PASSAGE TO READ ▸
Sunday, March 4, 2001    Daytona Beach News-Journal

Search for family's past becomes an 'Irish Odyssey'

By DONNA CALLEA
Staff Writer

If you've a mind to hear, Bob McNamara and his son, Robert, have a tale to tell. A true tale. Of an odyssey they've made. A journey rich in history that plunged them into the past and then brought them full circle.

It begins and ends in the tiny Irish townland of Maghera, not far from the village of Tulla, in the parish of Clooney, in the county of Clare. Though if others were telling it, it could be set almost anywhere. All of us, after all, are rooted somewhere. And most of us, whether we admit it or not, are at least a little curious about where those roots may be. Perhaps there is something in the human spirit that yearns to know.

TO DO ▸
(1) According to the news article, in which county is the townland of Maghera?
(2) Repeat word for word the part of the news article between "Search for family's" and "them full circle.", inclusive.
The rows below the news article play no part here and can be skipped.

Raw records
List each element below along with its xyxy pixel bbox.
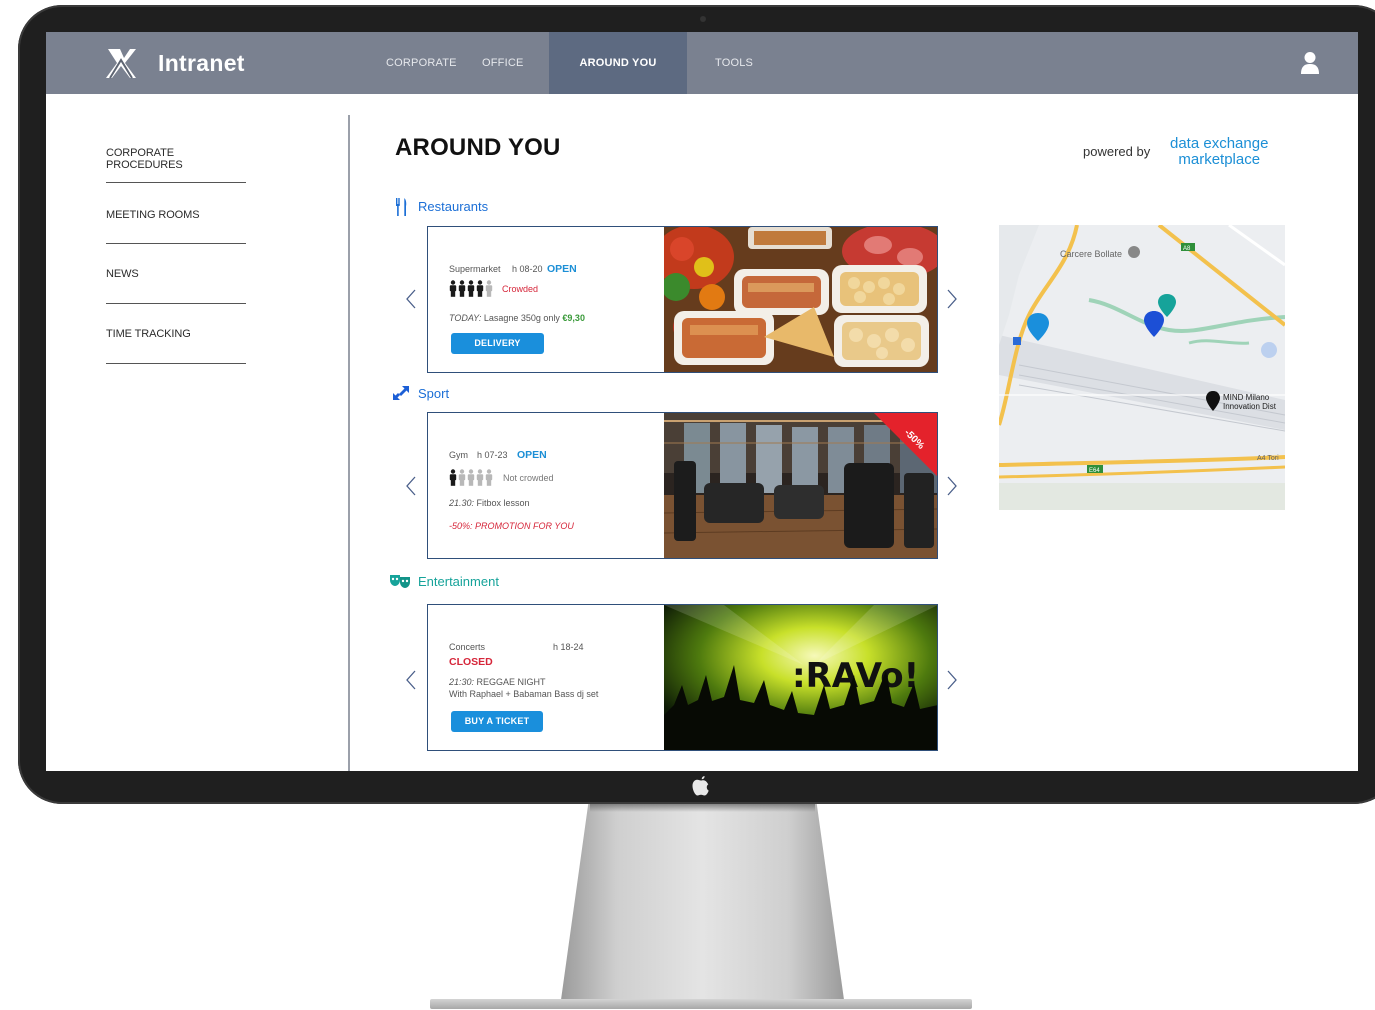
crowd-meter xyxy=(449,469,499,491)
buy-ticket-button[interactable]: BUY A TICKET xyxy=(451,711,543,732)
status-open: OPEN xyxy=(547,263,577,275)
place-name: Supermarket xyxy=(449,264,501,274)
person-icon xyxy=(476,469,484,486)
theater-masks-icon xyxy=(389,573,411,594)
sidebar-divider xyxy=(106,303,246,304)
crowd-meter xyxy=(449,280,499,302)
food-image xyxy=(654,227,937,372)
sidebar-divider-vertical xyxy=(348,115,350,771)
offer-line: TODAY: Lasagne 350g only €9,30 xyxy=(449,313,585,323)
event-text: Fitbox lesson xyxy=(474,498,530,508)
person-icon xyxy=(476,280,484,297)
offer-price: €9,30 xyxy=(562,313,585,323)
map-label-innovation: Innovation Dist xyxy=(1223,402,1277,411)
prev-arrow-entertainment[interactable] xyxy=(403,669,419,691)
crowd-people-icon xyxy=(449,280,493,297)
screen: Intranet CORPORATE OFFICE AROUND YOU TOO… xyxy=(46,32,1358,771)
person-icon xyxy=(458,469,466,486)
person-icon xyxy=(458,280,466,297)
sidebar-item-news[interactable]: NEWS xyxy=(106,268,246,280)
page-title: AROUND YOU xyxy=(395,134,561,161)
sidebar-divider xyxy=(106,243,246,244)
nav-corporate[interactable]: CORPORATE xyxy=(386,32,457,94)
partner-logo[interactable]: data exchange marketplace xyxy=(1170,136,1268,168)
section-title-restaurants: Restaurants xyxy=(418,199,489,214)
company-logo-icon xyxy=(104,46,138,80)
card-info-restaurants: Supermarket h 08-20 OPEN Crowded TODAY: … xyxy=(428,227,664,372)
monitor-stand xyxy=(560,802,845,1007)
offer-prefix: TODAY: xyxy=(449,313,482,323)
monitor-base xyxy=(430,999,972,1009)
cutlery-icon xyxy=(395,198,409,221)
section-title-entertainment: Entertainment xyxy=(418,574,499,589)
partner-logo-line1: data exchange xyxy=(1170,135,1269,152)
nav-around-you[interactable]: AROUND YOU xyxy=(549,32,687,94)
offer-text: Lasagne 350g only xyxy=(481,313,563,323)
sidebar-item-time-tracking[interactable]: TIME TRACKING xyxy=(106,328,246,340)
crowd-status: Not crowded xyxy=(503,473,554,483)
card-sport[interactable]: Gym h 07-23 OPEN Not crowded 21.30: Fitb… xyxy=(427,412,938,559)
sidebar-item-corporate-procedures[interactable]: CORPORATE PROCEDURES xyxy=(106,147,246,171)
person-icon xyxy=(485,280,493,297)
event-line: 21.30: Fitbox lesson xyxy=(449,498,530,508)
sidebar-divider xyxy=(106,182,246,183)
person-icon xyxy=(467,280,475,297)
prev-arrow-sport[interactable] xyxy=(403,475,419,497)
map-label-a8: A8 xyxy=(1183,246,1191,252)
sidebar-divider xyxy=(106,363,246,364)
person-icon xyxy=(467,469,475,486)
sidebar-item-meeting-rooms[interactable]: MEETING ROOMS xyxy=(106,209,246,221)
promo-text[interactable]: -50%: PROMOTION FOR YOU xyxy=(449,521,574,531)
next-arrow-sport[interactable] xyxy=(944,475,960,497)
event-detail: With Raphael + Babaman Bass dj set xyxy=(449,689,599,699)
card-info-sport: Gym h 07-23 OPEN Not crowded 21.30: Fitb… xyxy=(428,413,664,558)
monitor-camera xyxy=(700,16,706,22)
map-label-a4: A4 Tori xyxy=(1257,455,1279,462)
monitor-stand-shadow xyxy=(590,802,815,812)
gym-image: -50% xyxy=(663,413,937,558)
status-open: OPEN xyxy=(517,449,547,461)
person-icon xyxy=(485,469,493,486)
place-name: Gym xyxy=(449,450,468,460)
nav-tools[interactable]: TOOLS xyxy=(715,32,753,94)
opening-hours: h 07-23 xyxy=(477,450,508,460)
user-profile-icon[interactable] xyxy=(1300,51,1320,75)
card-entertainment[interactable]: Concerts h 18-24 CLOSED 21:30: REGGAE NI… xyxy=(427,604,938,751)
map-label-carcere: Carcere Bollate xyxy=(1060,249,1122,259)
next-arrow-entertainment[interactable] xyxy=(944,669,960,691)
brand-name[interactable]: Intranet xyxy=(158,50,245,77)
person-icon xyxy=(449,469,457,486)
event-time: 21:30: xyxy=(449,677,475,687)
event-time: 21.30: xyxy=(449,498,475,508)
expand-arrows-icon xyxy=(392,385,410,406)
delivery-button[interactable]: DELIVERY xyxy=(451,333,544,354)
map-widget[interactable]: Carcere Bollate MIND Milano Innovation D… xyxy=(999,225,1285,510)
status-closed: CLOSED xyxy=(449,656,493,668)
partner-logo-line2: marketplace xyxy=(1178,151,1261,168)
top-navbar: Intranet CORPORATE OFFICE AROUND YOU TOO… xyxy=(46,32,1358,94)
apple-logo-icon xyxy=(688,772,714,800)
prev-arrow-restaurants[interactable] xyxy=(403,288,419,310)
opening-hours: h 08-20 xyxy=(512,264,543,274)
opening-hours: h 18-24 xyxy=(553,642,584,652)
place-name: Concerts xyxy=(449,642,486,652)
card-restaurants[interactable]: Supermarket h 08-20 OPEN Crowded TODAY: … xyxy=(427,226,938,373)
event-line: 21:30: REGGAE NIGHT xyxy=(449,677,546,687)
concert-image: :RAVo! xyxy=(664,605,937,750)
section-title-sport: Sport xyxy=(418,386,450,401)
map-label-e64: E64 xyxy=(1089,468,1100,474)
map-label-mind: MIND Milano xyxy=(1223,393,1270,402)
nav-office[interactable]: OFFICE xyxy=(482,32,524,94)
crowd-people-icon xyxy=(449,469,493,486)
next-arrow-restaurants[interactable] xyxy=(944,288,960,310)
crowd-status: Crowded xyxy=(502,284,539,294)
event-text: REGGAE NIGHT xyxy=(474,677,546,687)
card-info-entertainment: Concerts h 18-24 CLOSED 21:30: REGGAE NI… xyxy=(428,605,664,750)
powered-by-label: powered by xyxy=(1083,144,1151,159)
person-icon xyxy=(449,280,457,297)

SET OF ANSWERS ▸
(1) The county of Clare.

(2)
Search for family's past becomes an 'Irish Odyssey'

By DONNA CALLEA
Staff Writer

If you've a mind to hear, Bob McNamara and his son, Robert, have a tale to tell. A true tale. Of an odyssey they've made. A journey rich in history that plunged them into the past and then brought them full circle.